INSTRUCTIONS TO FOLLOW
Wherever the string "fitting" appears in a line, extract that line.

WORKING DATA
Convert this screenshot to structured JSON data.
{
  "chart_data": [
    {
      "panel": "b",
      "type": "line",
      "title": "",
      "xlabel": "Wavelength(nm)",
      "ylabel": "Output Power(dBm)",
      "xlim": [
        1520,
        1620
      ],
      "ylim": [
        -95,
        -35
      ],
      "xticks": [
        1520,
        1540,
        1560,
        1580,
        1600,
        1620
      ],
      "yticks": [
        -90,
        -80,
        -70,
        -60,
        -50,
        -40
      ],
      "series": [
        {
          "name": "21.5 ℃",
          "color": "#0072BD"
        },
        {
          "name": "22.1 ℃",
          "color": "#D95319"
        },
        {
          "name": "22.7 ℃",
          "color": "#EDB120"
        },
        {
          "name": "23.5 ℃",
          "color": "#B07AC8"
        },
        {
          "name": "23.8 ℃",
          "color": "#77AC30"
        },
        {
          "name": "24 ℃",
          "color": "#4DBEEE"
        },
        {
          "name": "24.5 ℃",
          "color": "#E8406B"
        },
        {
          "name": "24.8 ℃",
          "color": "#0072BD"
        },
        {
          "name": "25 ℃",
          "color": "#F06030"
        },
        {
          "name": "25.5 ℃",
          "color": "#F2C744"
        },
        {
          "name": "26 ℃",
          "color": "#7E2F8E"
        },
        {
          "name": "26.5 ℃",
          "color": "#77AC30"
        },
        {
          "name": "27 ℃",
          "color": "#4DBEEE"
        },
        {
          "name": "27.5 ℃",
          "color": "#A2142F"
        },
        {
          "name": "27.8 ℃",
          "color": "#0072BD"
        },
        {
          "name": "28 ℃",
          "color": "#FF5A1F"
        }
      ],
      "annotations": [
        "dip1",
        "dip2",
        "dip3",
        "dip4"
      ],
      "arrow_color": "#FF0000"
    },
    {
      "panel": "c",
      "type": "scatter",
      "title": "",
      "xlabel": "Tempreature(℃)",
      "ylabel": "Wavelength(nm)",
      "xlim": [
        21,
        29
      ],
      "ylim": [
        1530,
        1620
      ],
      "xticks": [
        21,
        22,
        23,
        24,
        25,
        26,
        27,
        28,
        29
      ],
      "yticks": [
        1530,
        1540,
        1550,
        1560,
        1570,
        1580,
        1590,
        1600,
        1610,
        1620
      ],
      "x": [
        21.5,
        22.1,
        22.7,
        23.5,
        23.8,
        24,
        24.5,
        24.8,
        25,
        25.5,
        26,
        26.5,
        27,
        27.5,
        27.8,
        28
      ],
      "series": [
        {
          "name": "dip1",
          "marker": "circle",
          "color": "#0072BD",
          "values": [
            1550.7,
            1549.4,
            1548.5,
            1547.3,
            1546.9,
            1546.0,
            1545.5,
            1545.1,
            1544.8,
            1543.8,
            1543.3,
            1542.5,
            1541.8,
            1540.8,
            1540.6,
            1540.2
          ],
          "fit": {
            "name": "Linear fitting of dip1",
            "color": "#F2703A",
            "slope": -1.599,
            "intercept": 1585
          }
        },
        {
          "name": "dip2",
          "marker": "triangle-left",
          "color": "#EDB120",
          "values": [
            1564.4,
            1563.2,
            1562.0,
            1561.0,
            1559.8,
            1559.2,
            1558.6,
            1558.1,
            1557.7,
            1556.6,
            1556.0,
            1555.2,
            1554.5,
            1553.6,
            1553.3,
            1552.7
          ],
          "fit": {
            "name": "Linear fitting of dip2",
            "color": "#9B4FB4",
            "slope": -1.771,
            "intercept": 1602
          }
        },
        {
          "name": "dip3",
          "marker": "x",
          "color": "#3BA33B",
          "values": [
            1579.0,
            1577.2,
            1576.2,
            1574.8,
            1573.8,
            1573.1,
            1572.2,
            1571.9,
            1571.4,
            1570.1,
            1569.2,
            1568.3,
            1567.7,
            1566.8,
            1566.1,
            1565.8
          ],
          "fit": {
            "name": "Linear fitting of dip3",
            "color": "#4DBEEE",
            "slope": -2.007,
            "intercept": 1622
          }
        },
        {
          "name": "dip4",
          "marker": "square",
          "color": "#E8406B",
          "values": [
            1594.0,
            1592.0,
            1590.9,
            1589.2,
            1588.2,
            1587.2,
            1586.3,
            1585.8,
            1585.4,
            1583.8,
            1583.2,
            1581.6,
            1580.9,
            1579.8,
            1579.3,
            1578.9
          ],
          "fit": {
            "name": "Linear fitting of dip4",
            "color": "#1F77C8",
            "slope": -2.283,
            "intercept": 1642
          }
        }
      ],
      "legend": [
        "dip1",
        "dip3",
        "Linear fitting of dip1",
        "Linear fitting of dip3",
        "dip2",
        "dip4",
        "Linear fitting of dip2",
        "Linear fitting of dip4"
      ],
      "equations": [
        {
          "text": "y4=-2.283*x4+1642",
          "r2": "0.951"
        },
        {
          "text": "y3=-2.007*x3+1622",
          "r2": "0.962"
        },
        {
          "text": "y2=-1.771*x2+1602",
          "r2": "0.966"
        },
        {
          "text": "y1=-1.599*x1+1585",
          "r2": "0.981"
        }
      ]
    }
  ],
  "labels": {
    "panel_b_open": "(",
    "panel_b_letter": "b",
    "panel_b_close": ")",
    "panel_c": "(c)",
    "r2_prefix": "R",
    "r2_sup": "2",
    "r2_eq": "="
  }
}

SOLUTION TO THIS EXERCISE
            "name": "Linear fitting of dip1",
            "name": "Linear fitting of dip2",
            "name": "Linear fitting of dip3",
            "name": "Linear fitting of dip4",
        "Linear fitting of dip1",
        "Linear fitting of dip3",
        "Linear fitting of dip2",
        "Linear fitting of dip4"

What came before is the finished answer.